**REQUIREMENT**
From the first line to the last, restate the data word for word.

**DATA**
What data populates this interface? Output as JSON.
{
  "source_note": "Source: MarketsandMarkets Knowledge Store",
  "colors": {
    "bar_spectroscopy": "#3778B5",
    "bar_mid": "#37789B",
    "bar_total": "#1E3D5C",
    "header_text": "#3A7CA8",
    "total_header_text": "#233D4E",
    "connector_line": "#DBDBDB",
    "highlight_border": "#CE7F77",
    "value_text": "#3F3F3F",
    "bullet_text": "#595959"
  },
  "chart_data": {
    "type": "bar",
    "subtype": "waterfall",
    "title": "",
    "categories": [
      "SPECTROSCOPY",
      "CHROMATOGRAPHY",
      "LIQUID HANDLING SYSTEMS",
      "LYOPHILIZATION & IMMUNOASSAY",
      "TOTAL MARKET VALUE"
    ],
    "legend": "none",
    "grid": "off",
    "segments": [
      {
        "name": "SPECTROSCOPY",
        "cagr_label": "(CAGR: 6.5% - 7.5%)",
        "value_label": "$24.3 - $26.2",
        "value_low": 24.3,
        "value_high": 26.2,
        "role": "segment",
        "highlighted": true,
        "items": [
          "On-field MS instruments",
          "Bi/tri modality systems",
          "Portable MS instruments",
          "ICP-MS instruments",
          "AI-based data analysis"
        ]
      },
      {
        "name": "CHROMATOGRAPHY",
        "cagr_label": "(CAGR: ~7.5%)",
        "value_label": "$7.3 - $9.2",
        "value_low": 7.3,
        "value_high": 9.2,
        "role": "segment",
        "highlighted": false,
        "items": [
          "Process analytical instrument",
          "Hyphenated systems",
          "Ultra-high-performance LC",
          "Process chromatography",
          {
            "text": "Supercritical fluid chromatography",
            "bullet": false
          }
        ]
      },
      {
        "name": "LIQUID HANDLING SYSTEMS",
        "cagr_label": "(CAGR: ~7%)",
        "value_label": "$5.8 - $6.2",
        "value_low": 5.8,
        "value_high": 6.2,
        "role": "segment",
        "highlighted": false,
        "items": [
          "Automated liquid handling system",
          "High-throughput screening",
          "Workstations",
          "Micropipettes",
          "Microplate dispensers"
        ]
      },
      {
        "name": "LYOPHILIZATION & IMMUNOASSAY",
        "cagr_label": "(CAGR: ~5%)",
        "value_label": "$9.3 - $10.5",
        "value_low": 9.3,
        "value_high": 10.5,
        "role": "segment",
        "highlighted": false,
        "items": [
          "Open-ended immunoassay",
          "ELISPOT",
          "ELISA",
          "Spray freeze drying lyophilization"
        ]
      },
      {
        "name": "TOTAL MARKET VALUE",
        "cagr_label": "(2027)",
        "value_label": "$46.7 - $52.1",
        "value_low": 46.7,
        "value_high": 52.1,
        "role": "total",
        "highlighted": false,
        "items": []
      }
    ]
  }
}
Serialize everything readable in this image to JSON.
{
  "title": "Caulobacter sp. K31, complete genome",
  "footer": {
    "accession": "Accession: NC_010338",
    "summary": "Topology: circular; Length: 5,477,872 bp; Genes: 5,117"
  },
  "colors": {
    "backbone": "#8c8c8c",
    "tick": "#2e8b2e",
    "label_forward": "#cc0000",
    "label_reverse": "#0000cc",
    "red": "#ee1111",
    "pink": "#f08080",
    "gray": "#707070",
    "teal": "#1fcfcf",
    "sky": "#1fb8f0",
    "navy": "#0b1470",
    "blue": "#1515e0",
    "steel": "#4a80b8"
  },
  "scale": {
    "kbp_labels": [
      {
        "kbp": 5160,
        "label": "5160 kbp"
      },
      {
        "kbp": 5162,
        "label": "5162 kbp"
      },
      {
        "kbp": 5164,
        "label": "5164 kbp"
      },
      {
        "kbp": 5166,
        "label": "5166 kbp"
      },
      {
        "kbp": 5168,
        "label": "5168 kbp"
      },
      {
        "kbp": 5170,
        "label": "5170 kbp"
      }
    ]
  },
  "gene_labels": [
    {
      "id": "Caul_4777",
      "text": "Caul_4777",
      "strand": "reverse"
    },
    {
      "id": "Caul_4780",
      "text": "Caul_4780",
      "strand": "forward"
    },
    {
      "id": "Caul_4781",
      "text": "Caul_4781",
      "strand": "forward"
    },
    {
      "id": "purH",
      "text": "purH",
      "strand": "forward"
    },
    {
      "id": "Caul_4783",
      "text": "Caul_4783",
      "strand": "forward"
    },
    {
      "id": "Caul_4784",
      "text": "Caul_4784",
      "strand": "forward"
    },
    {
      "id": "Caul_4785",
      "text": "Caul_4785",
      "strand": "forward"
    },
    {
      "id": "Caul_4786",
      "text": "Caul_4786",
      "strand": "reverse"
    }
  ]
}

**EXERCISE OUTPUT**
What data populates this interface? Output as JSON.
{
  "source_note": "Source: MarketsandMarkets Knowledge Store",
  "colors": {
    "bar_spectroscopy": "#3778B5",
    "bar_mid": "#37789B",
    "bar_total": "#1E3D5C",
    "header_text": "#3A7CA8",
    "total_header_text": "#233D4E",
    "connector_line": "#DBDBDB",
    "highlight_border": "#CE7F77",
    "value_text": "#3F3F3F",
    "bullet_text": "#595959"
  },
  "chart_data": {
    "type": "bar",
    "subtype": "waterfall",
    "title": "",
    "categories": [
      "SPECTROSCOPY",
      "CHROMATOGRAPHY",
      "LIQUID HANDLING SYSTEMS",
      "LYOPHILIZATION & IMMUNOASSAY",
      "TOTAL MARKET VALUE"
    ],
    "legend": "none",
    "grid": "off",
    "segments": [
      {
        "name": "SPECTROSCOPY",
        "cagr_label": "(CAGR: 6.5% - 7.5%)",
        "value_label": "$24.3 - $26.2",
        "value_low": 24.3,
        "value_high": 26.2,
        "role": "segment",
        "highlighted": true,
        "items": [
          "On-field MS instruments",
          "Bi/tri modality systems",
          "Portable MS instruments",
          "ICP-MS instruments",
          "AI-based data analysis"
        ]
      },
      {
        "name": "CHROMATOGRAPHY",
        "cagr_label": "(CAGR: ~7.5%)",
        "value_label": "$7.3 - $9.2",
        "value_low": 7.3,
        "value_high": 9.2,
        "role": "segment",
        "highlighted": false,
        "items": [
          "Process analytical instrument",
          "Hyphenated systems",
          "Ultra-high-performance LC",
          "Process chromatography",
          {
            "text": "Supercritical fluid chromatography",
            "bullet": false
          }
        ]
      },
      {
        "name": "LIQUID HANDLING SYSTEMS",
        "cagr_label": "(CAGR: ~7%)",
        "value_label": "$5.8 - $6.2",
        "value_low": 5.8,
        "value_high": 6.2,
        "role": "segment",
        "highlighted": false,
        "items": [
          "Automated liquid handling system",
          "High-throughput screening",
          "Workstations",
          "Micropipettes",
          "Microplate dispensers"
        ]
      },
      {
        "name": "LYOPHILIZATION & IMMUNOASSAY",
        "cagr_label": "(CAGR: ~5%)",
        "value_label": "$9.3 - $10.5",
        "value_low": 9.3,
        "value_high": 10.5,
        "role": "segment",
        "highlighted": false,
        "items": [
          "Open-ended immunoassay",
          "ELISPOT",
          "ELISA",
          "Spray freeze drying lyophilization"
        ]
      },
      {
        "name": "TOTAL MARKET VALUE",
        "cagr_label": "(2027)",
        "value_label": "$46.7 - $52.1",
        "value_low": 46.7,
        "value_high": 52.1,
        "role": "total",
        "highlighted": false,
        "items": []
      }
    ]
  }
}
Serialize everything readable in this image to JSON.
{
  "title": "Caulobacter sp. K31, complete genome",
  "footer": {
    "accession": "Accession: NC_010338",
    "summary": "Topology: circular; Length: 5,477,872 bp; Genes: 5,117"
  },
  "colors": {
    "backbone": "#8c8c8c",
    "tick": "#2e8b2e",
    "label_forward": "#cc0000",
    "label_reverse": "#0000cc",
    "red": "#ee1111",
    "pink": "#f08080",
    "gray": "#707070",
    "teal": "#1fcfcf",
    "sky": "#1fb8f0",
    "navy": "#0b1470",
    "blue": "#1515e0",
    "steel": "#4a80b8"
  },
  "scale": {
    "kbp_labels": [
      {
        "kbp": 5160,
        "label": "5160 kbp"
      },
      {
        "kbp": 5162,
        "label": "5162 kbp"
      },
      {
        "kbp": 5164,
        "label": "5164 kbp"
      },
      {
        "kbp": 5166,
        "label": "5166 kbp"
      },
      {
        "kbp": 5168,
        "label": "5168 kbp"
      },
      {
        "kbp": 5170,
        "label": "5170 kbp"
      }
    ]
  },
  "gene_labels": [
    {
      "id": "Caul_4777",
      "text": "Caul_4777",
      "strand": "reverse"
    },
    {
      "id": "Caul_4780",
      "text": "Caul_4780",
      "strand": "forward"
    },
    {
      "id": "Caul_4781",
      "text": "Caul_4781",
      "strand": "forward"
    },
    {
      "id": "purH",
      "text": "purH",
      "strand": "forward"
    },
    {
      "id": "Caul_4783",
      "text": "Caul_4783",
      "strand": "forward"
    },
    {
      "id": "Caul_4784",
      "text": "Caul_4784",
      "strand": "forward"
    },
    {
      "id": "Caul_4785",
      "text": "Caul_4785",
      "strand": "forward"
    },
    {
      "id": "Caul_4786",
      "text": "Caul_4786",
      "strand": "reverse"
    }
  ]
}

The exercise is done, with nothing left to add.